Do this -
Will you give the material below again, every line exactly as it is?
·····
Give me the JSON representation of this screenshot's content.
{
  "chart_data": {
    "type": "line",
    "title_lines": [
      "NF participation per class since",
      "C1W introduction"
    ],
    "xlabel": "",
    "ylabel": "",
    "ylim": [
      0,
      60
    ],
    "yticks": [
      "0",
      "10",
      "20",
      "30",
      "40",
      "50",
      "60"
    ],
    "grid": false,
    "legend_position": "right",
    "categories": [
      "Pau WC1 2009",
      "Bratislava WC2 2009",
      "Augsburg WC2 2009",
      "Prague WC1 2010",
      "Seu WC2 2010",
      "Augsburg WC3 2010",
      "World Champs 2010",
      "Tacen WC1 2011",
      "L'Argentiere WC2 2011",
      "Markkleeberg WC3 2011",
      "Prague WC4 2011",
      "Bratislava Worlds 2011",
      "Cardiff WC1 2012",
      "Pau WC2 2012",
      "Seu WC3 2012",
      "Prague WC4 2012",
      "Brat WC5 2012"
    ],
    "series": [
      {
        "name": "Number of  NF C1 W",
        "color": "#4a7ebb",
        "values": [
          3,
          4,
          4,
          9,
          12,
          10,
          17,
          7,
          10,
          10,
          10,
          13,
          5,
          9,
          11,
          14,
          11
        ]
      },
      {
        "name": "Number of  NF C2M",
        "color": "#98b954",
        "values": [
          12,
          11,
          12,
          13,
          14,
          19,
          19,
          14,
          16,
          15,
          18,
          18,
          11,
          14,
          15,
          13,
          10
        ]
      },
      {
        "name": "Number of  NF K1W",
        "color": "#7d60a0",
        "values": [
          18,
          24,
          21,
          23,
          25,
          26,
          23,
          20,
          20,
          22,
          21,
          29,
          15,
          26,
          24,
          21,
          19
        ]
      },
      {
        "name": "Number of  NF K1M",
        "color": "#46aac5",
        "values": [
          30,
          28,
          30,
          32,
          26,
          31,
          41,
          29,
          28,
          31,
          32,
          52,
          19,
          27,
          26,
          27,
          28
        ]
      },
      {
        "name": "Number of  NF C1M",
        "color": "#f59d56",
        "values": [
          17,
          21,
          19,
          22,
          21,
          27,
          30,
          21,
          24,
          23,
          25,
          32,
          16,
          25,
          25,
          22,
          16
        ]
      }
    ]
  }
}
·····
Solution to the exercise -
Give me the JSON representation of this screenshot's content.
{
  "chart_data": {
    "type": "line",
    "title_lines": [
      "NF participation per class since",
      "C1W introduction"
    ],
    "xlabel": "",
    "ylabel": "",
    "ylim": [
      0,
      60
    ],
    "yticks": [
      "0",
      "10",
      "20",
      "30",
      "40",
      "50",
      "60"
    ],
    "grid": false,
    "legend_position": "right",
    "categories": [
      "Pau WC1 2009",
      "Bratislava WC2 2009",
      "Augsburg WC2 2009",
      "Prague WC1 2010",
      "Seu WC2 2010",
      "Augsburg WC3 2010",
      "World Champs 2010",
      "Tacen WC1 2011",
      "L'Argentiere WC2 2011",
      "Markkleeberg WC3 2011",
      "Prague WC4 2011",
      "Bratislava Worlds 2011",
      "Cardiff WC1 2012",
      "Pau WC2 2012",
      "Seu WC3 2012",
      "Prague WC4 2012",
      "Brat WC5 2012"
    ],
    "series": [
      {
        "name": "Number of  NF C1 W",
        "color": "#4a7ebb",
        "values": [
          3,
          4,
          4,
          9,
          12,
          10,
          17,
          7,
          10,
          10,
          10,
          13,
          5,
          9,
          11,
          14,
          11
        ]
      },
      {
        "name": "Number of  NF C2M",
        "color": "#98b954",
        "values": [
          12,
          11,
          12,
          13,
          14,
          19,
          19,
          14,
          16,
          15,
          18,
          18,
          11,
          14,
          15,
          13,
          10
        ]
      },
      {
        "name": "Number of  NF K1W",
        "color": "#7d60a0",
        "values": [
          18,
          24,
          21,
          23,
          25,
          26,
          23,
          20,
          20,
          22,
          21,
          29,
          15,
          26,
          24,
          21,
          19
        ]
      },
      {
        "name": "Number of  NF K1M",
        "color": "#46aac5",
        "values": [
          30,
          28,
          30,
          32,
          26,
          31,
          41,
          29,
          28,
          31,
          32,
          52,
          19,
          27,
          26,
          27,
          28
        ]
      },
      {
        "name": "Number of  NF C1M",
        "color": "#f59d56",
        "values": [
          17,
          21,
          19,
          22,
          21,
          27,
          30,
          21,
          24,
          23,
          25,
          32,
          16,
          25,
          25,
          22,
          16
        ]
      }
    ]
  }
}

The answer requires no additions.